··· EXCERPTED RECORDS

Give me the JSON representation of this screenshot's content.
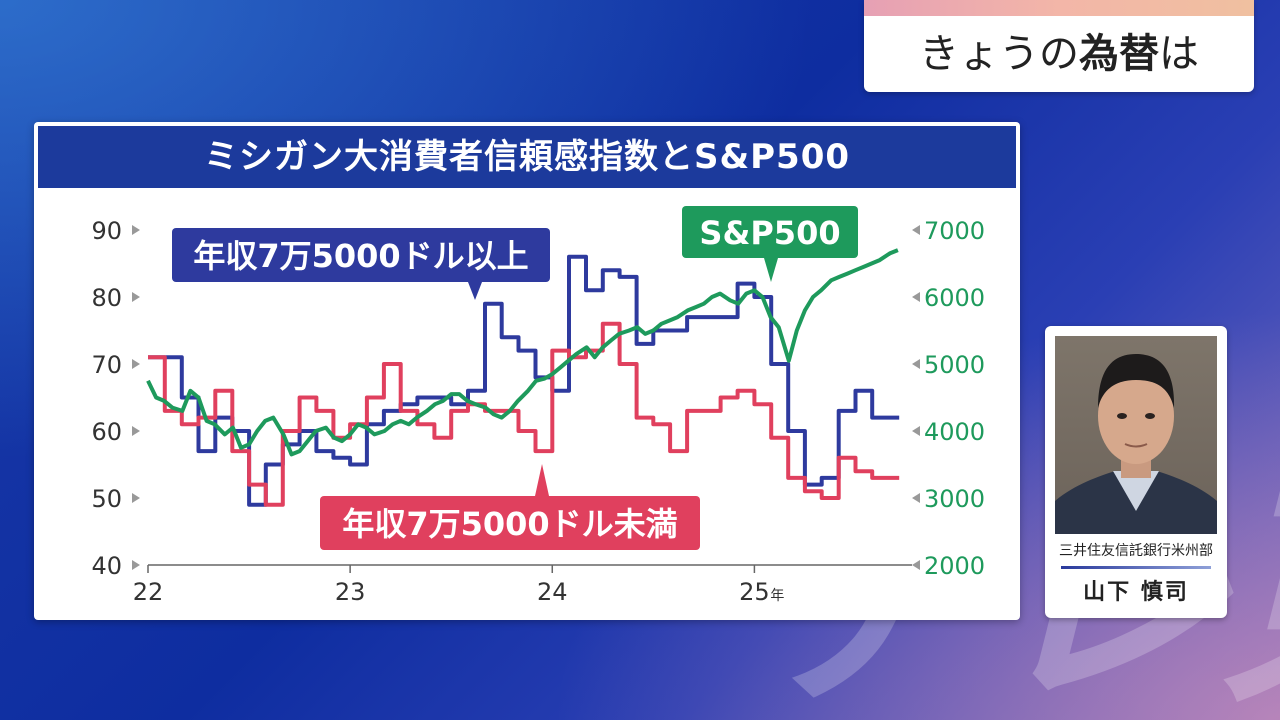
{
  "topic": {
    "normal1": "きょうの",
    "bold": "為替",
    "normal2": "は"
  },
  "chart_data": {
    "type": "line",
    "title": "ミシガン大消費者信頼感指数とS&P500",
    "x_ticks": [
      "22",
      "23",
      "24",
      "25"
    ],
    "x_unit": "年",
    "x_range": [
      2022.0,
      2025.75
    ],
    "y_left": {
      "ticks": [
        40,
        50,
        60,
        70,
        80,
        90
      ],
      "range": [
        40,
        90
      ]
    },
    "y_right": {
      "ticks": [
        2000,
        3000,
        4000,
        5000,
        6000,
        7000
      ],
      "range": [
        2000,
        7000
      ]
    },
    "series": [
      {
        "name": "年収7万5000ドル以上",
        "axis": "left",
        "color": "#2e3a9e",
        "step": true,
        "points": [
          [
            2022.0,
            71
          ],
          [
            2022.083,
            71
          ],
          [
            2022.167,
            65
          ],
          [
            2022.25,
            57
          ],
          [
            2022.333,
            62
          ],
          [
            2022.417,
            60
          ],
          [
            2022.5,
            49
          ],
          [
            2022.583,
            55
          ],
          [
            2022.667,
            58
          ],
          [
            2022.75,
            60
          ],
          [
            2022.833,
            57
          ],
          [
            2022.917,
            56
          ],
          [
            2023.0,
            55
          ],
          [
            2023.083,
            61
          ],
          [
            2023.167,
            63
          ],
          [
            2023.25,
            64
          ],
          [
            2023.333,
            65
          ],
          [
            2023.417,
            65
          ],
          [
            2023.5,
            64
          ],
          [
            2023.583,
            66
          ],
          [
            2023.667,
            79
          ],
          [
            2023.75,
            74
          ],
          [
            2023.833,
            72
          ],
          [
            2023.917,
            68
          ],
          [
            2024.0,
            66
          ],
          [
            2024.083,
            86
          ],
          [
            2024.167,
            81
          ],
          [
            2024.25,
            84
          ],
          [
            2024.333,
            83
          ],
          [
            2024.417,
            73
          ],
          [
            2024.5,
            75
          ],
          [
            2024.583,
            75
          ],
          [
            2024.667,
            77
          ],
          [
            2024.75,
            77
          ],
          [
            2024.833,
            77
          ],
          [
            2024.917,
            82
          ],
          [
            2025.0,
            80
          ],
          [
            2025.083,
            70
          ],
          [
            2025.167,
            60
          ],
          [
            2025.25,
            52
          ],
          [
            2025.333,
            53
          ],
          [
            2025.417,
            63
          ],
          [
            2025.5,
            66
          ],
          [
            2025.583,
            62
          ],
          [
            2025.667,
            62
          ]
        ]
      },
      {
        "name": "年収7万5000ドル未満",
        "axis": "left",
        "color": "#e0405e",
        "step": true,
        "points": [
          [
            2022.0,
            71
          ],
          [
            2022.083,
            63
          ],
          [
            2022.167,
            61
          ],
          [
            2022.25,
            62
          ],
          [
            2022.333,
            66
          ],
          [
            2022.417,
            57
          ],
          [
            2022.5,
            52
          ],
          [
            2022.583,
            49
          ],
          [
            2022.667,
            60
          ],
          [
            2022.75,
            65
          ],
          [
            2022.833,
            63
          ],
          [
            2022.917,
            59
          ],
          [
            2023.0,
            61
          ],
          [
            2023.083,
            65
          ],
          [
            2023.167,
            70
          ],
          [
            2023.25,
            63
          ],
          [
            2023.333,
            61
          ],
          [
            2023.417,
            59
          ],
          [
            2023.5,
            63
          ],
          [
            2023.583,
            64
          ],
          [
            2023.667,
            63
          ],
          [
            2023.75,
            63
          ],
          [
            2023.833,
            60
          ],
          [
            2023.917,
            57
          ],
          [
            2024.0,
            72
          ],
          [
            2024.083,
            71
          ],
          [
            2024.167,
            72
          ],
          [
            2024.25,
            76
          ],
          [
            2024.333,
            70
          ],
          [
            2024.417,
            62
          ],
          [
            2024.5,
            61
          ],
          [
            2024.583,
            57
          ],
          [
            2024.667,
            63
          ],
          [
            2024.75,
            63
          ],
          [
            2024.833,
            65
          ],
          [
            2024.917,
            66
          ],
          [
            2025.0,
            64
          ],
          [
            2025.083,
            59
          ],
          [
            2025.167,
            53
          ],
          [
            2025.25,
            51
          ],
          [
            2025.333,
            50
          ],
          [
            2025.417,
            56
          ],
          [
            2025.5,
            54
          ],
          [
            2025.583,
            53
          ],
          [
            2025.667,
            53
          ]
        ]
      },
      {
        "name": "S&P500",
        "axis": "right",
        "color": "#1e9a5c",
        "step": false,
        "points": [
          [
            2022.0,
            4750
          ],
          [
            2022.04,
            4500
          ],
          [
            2022.08,
            4450
          ],
          [
            2022.12,
            4350
          ],
          [
            2022.17,
            4300
          ],
          [
            2022.21,
            4600
          ],
          [
            2022.25,
            4500
          ],
          [
            2022.29,
            4150
          ],
          [
            2022.33,
            4100
          ],
          [
            2022.38,
            3950
          ],
          [
            2022.42,
            4050
          ],
          [
            2022.46,
            3750
          ],
          [
            2022.5,
            3800
          ],
          [
            2022.54,
            4000
          ],
          [
            2022.58,
            4150
          ],
          [
            2022.62,
            4200
          ],
          [
            2022.67,
            3950
          ],
          [
            2022.71,
            3650
          ],
          [
            2022.75,
            3700
          ],
          [
            2022.79,
            3850
          ],
          [
            2022.83,
            4000
          ],
          [
            2022.88,
            4050
          ],
          [
            2022.92,
            3900
          ],
          [
            2022.96,
            3850
          ],
          [
            2023.0,
            3950
          ],
          [
            2023.04,
            4100
          ],
          [
            2023.08,
            4050
          ],
          [
            2023.12,
            3950
          ],
          [
            2023.17,
            4000
          ],
          [
            2023.21,
            4100
          ],
          [
            2023.25,
            4150
          ],
          [
            2023.29,
            4100
          ],
          [
            2023.33,
            4200
          ],
          [
            2023.38,
            4300
          ],
          [
            2023.42,
            4400
          ],
          [
            2023.46,
            4450
          ],
          [
            2023.5,
            4550
          ],
          [
            2023.54,
            4550
          ],
          [
            2023.58,
            4450
          ],
          [
            2023.62,
            4400
          ],
          [
            2023.67,
            4350
          ],
          [
            2023.71,
            4250
          ],
          [
            2023.75,
            4200
          ],
          [
            2023.79,
            4300
          ],
          [
            2023.83,
            4450
          ],
          [
            2023.88,
            4600
          ],
          [
            2023.92,
            4750
          ],
          [
            2023.96,
            4780
          ],
          [
            2024.0,
            4850
          ],
          [
            2024.04,
            4950
          ],
          [
            2024.08,
            5050
          ],
          [
            2024.12,
            5150
          ],
          [
            2024.17,
            5250
          ],
          [
            2024.21,
            5100
          ],
          [
            2024.25,
            5250
          ],
          [
            2024.29,
            5350
          ],
          [
            2024.33,
            5450
          ],
          [
            2024.38,
            5500
          ],
          [
            2024.42,
            5550
          ],
          [
            2024.46,
            5450
          ],
          [
            2024.5,
            5500
          ],
          [
            2024.54,
            5600
          ],
          [
            2024.58,
            5650
          ],
          [
            2024.62,
            5700
          ],
          [
            2024.67,
            5800
          ],
          [
            2024.71,
            5850
          ],
          [
            2024.75,
            5900
          ],
          [
            2024.79,
            6000
          ],
          [
            2024.83,
            6050
          ],
          [
            2024.88,
            5950
          ],
          [
            2024.92,
            5900
          ],
          [
            2024.96,
            6050
          ],
          [
            2025.0,
            6100
          ],
          [
            2025.04,
            6000
          ],
          [
            2025.08,
            5700
          ],
          [
            2025.12,
            5550
          ],
          [
            2025.17,
            5050
          ],
          [
            2025.21,
            5500
          ],
          [
            2025.25,
            5800
          ],
          [
            2025.29,
            6000
          ],
          [
            2025.33,
            6100
          ],
          [
            2025.38,
            6250
          ],
          [
            2025.42,
            6300
          ],
          [
            2025.46,
            6350
          ],
          [
            2025.5,
            6400
          ],
          [
            2025.54,
            6450
          ],
          [
            2025.58,
            6500
          ],
          [
            2025.62,
            6550
          ],
          [
            2025.67,
            6650
          ],
          [
            2025.71,
            6700
          ]
        ]
      }
    ],
    "labels": {
      "upper_income": "年収7万5000ドル以上",
      "lower_income": "年収7万5000ドル未満",
      "sp500": "S&P500"
    }
  },
  "person": {
    "affiliation": "三井住友信託銀行米州部",
    "name": "山下 慎司"
  },
  "watermark": "テレ東",
  "colors": {
    "title_bar": "#1c3a9c",
    "upper_income": "#2e3a9e",
    "lower_income": "#e0405e",
    "sp500": "#1e9a5c",
    "axis_text": "#333333",
    "grid": "#dddddd"
  }
}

······

EXERCISE AIM: Gather all the lines that include the word "name" and copy them out.

CORRECT RESPONSE:
        "name": "年収7万5000ドル以上",
        "name": "年収7万5000ドル未満",
        "name": "S&P500",
    "name": "山下 慎司"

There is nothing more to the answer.